_Given records_
-.-.-
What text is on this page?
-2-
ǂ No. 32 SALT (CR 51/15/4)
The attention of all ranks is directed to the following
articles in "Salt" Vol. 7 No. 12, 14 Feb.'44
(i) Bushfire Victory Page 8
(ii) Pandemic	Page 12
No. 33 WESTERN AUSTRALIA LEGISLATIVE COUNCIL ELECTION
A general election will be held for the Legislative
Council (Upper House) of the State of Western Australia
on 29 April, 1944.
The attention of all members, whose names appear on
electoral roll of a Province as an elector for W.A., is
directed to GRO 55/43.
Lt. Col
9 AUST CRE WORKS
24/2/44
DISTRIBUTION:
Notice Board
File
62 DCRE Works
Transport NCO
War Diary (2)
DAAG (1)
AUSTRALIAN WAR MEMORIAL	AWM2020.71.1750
-.-.-
_Task requirements_
All of the entries must be quoted exactly; please include each one.

_Output_
What text is on this page?
-2-
ǂ No. 32 SALT (CR 51/15/4)
The attention of all ranks is directed to the following
articles in "Salt" Vol. 7 No. 12, 14 Feb.'44
(i) Bushfire Victory Page 8
(ii) Pandemic	Page 12
No. 33 WESTERN AUSTRALIA LEGISLATIVE COUNCIL ELECTION
A general election will be held for the Legislative
Council (Upper House) of the State of Western Australia
on 29 April, 1944.
The attention of all members, whose names appear on
electoral roll of a Province as an elector for W.A., is
directed to GRO 55/43.
Lt. Col
9 AUST CRE WORKS
24/2/44
DISTRIBUTION:
Notice Board
File
62 DCRE Works
Transport NCO
War Diary (2)
DAAG (1)
AUSTRALIAN WAR MEMORIAL	AWM2020.71.1750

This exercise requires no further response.